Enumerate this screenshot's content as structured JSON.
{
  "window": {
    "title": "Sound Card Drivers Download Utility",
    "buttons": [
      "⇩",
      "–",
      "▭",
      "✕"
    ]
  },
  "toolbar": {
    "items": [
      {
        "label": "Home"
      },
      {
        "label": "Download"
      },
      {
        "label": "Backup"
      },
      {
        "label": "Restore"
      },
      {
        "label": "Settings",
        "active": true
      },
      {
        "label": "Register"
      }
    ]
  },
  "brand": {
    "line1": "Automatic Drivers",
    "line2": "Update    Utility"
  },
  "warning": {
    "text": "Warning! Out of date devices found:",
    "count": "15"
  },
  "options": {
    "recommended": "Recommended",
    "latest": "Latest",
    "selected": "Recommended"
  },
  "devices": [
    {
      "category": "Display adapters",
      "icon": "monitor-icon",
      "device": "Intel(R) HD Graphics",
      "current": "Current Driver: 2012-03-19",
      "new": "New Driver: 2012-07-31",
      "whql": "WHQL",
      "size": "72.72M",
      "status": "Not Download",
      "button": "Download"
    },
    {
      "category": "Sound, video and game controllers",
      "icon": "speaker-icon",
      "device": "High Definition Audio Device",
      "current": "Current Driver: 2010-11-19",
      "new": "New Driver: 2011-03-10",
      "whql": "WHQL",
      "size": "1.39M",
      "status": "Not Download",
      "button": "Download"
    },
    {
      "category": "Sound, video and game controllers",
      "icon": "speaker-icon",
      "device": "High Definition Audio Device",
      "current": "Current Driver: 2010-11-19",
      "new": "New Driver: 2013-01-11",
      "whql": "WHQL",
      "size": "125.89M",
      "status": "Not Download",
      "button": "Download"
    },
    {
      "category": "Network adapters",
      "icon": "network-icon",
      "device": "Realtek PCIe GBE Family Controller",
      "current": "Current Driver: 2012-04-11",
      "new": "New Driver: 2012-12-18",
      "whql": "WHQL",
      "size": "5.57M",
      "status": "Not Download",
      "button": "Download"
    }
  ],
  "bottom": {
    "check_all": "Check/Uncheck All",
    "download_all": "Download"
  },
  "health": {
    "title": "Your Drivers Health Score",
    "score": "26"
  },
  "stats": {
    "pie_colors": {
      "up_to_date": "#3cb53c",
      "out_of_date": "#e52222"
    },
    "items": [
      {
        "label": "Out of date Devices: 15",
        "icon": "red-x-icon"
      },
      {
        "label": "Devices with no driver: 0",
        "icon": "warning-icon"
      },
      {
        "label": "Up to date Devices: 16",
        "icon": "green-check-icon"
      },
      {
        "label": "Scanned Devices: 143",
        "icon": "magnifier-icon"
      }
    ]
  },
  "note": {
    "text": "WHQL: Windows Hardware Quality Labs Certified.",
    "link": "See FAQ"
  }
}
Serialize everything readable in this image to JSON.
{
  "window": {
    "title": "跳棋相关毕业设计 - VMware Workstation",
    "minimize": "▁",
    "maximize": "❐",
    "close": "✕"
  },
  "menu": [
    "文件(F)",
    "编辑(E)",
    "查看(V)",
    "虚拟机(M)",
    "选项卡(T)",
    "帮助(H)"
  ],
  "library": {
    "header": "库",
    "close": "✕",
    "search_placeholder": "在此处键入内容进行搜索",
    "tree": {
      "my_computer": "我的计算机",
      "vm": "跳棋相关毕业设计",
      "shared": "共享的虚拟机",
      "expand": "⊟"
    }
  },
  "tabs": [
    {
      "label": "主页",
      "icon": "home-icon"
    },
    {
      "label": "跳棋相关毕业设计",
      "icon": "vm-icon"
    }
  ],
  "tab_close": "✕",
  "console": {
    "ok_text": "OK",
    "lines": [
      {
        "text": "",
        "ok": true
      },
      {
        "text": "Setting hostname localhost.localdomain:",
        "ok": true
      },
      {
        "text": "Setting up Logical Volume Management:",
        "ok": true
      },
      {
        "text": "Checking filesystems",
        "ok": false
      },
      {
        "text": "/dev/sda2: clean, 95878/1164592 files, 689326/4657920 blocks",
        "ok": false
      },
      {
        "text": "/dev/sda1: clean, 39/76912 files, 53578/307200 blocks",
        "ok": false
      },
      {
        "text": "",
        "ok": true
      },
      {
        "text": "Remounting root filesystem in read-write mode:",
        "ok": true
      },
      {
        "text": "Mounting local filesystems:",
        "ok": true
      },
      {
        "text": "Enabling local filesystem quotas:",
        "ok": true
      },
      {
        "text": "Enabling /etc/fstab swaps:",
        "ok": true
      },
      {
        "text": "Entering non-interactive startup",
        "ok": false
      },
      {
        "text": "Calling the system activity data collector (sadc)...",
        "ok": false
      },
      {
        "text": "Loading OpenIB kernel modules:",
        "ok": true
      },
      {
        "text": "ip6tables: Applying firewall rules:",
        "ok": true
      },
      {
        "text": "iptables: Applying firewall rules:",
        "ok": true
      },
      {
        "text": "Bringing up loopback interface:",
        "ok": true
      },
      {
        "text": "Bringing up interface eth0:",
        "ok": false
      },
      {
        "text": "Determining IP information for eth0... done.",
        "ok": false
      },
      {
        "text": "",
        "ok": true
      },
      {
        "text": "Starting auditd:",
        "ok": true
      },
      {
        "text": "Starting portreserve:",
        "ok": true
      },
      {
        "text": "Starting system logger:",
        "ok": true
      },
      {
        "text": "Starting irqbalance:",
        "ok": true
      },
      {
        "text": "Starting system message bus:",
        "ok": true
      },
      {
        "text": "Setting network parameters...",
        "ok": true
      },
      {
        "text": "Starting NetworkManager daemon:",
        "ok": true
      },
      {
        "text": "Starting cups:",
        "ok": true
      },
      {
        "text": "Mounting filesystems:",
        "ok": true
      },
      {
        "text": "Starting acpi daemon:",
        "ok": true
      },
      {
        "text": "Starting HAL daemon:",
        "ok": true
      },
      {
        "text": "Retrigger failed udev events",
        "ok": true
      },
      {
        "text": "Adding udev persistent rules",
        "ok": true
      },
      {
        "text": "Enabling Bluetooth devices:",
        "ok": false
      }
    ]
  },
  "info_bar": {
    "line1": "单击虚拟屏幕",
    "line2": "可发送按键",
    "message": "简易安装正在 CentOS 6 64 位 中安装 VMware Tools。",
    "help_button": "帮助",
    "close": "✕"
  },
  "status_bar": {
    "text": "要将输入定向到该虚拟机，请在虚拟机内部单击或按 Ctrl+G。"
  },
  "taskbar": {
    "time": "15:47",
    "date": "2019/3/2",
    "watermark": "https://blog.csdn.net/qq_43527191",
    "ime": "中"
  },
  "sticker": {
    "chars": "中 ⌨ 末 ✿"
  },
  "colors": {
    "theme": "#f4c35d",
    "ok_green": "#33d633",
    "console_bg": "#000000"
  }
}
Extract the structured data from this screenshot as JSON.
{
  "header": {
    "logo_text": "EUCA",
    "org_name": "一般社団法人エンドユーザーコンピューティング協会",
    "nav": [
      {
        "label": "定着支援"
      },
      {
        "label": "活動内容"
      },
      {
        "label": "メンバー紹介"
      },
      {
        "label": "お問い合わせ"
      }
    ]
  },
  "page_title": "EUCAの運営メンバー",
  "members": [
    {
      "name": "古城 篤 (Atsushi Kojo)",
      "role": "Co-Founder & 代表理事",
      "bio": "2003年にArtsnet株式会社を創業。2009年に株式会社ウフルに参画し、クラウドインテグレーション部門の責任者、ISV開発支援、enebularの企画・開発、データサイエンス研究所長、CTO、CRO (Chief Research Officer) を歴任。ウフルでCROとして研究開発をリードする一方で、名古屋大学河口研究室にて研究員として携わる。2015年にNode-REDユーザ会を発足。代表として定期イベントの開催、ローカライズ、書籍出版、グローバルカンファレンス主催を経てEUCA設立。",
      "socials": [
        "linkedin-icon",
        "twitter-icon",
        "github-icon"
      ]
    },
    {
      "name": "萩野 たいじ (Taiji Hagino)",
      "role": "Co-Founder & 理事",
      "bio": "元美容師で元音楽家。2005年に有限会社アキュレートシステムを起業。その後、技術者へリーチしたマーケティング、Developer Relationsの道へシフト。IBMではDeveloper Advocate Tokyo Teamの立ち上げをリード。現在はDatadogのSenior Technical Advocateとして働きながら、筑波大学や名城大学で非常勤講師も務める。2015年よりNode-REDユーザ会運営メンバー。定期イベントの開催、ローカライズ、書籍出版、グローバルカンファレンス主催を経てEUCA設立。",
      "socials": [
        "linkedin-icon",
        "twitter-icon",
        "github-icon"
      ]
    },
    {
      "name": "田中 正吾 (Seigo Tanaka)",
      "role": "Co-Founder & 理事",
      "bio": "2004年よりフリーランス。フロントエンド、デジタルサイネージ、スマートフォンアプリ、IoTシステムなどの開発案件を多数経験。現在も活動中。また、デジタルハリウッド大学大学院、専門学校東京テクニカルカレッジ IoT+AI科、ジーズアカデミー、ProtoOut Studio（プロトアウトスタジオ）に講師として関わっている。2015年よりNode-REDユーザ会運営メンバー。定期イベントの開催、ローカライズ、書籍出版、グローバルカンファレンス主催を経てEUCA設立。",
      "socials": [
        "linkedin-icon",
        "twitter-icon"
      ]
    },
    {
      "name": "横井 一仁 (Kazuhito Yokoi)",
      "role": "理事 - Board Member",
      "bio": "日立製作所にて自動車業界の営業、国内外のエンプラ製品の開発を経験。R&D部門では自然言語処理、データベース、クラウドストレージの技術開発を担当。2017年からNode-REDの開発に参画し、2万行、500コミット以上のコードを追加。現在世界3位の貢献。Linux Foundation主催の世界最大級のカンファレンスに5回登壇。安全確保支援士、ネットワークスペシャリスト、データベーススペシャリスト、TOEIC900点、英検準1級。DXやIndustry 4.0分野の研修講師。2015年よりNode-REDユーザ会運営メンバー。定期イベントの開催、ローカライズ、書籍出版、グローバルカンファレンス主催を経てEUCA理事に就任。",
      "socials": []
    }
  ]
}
══════
Look above for lines with the word "category" and copy them all.

* [FULL SOLUTION]:
      "category": "Display adapters",
      "category": "Sound, video and game controllers",
      "category": "Sound, video and game controllers",
      "category": "Network adapters",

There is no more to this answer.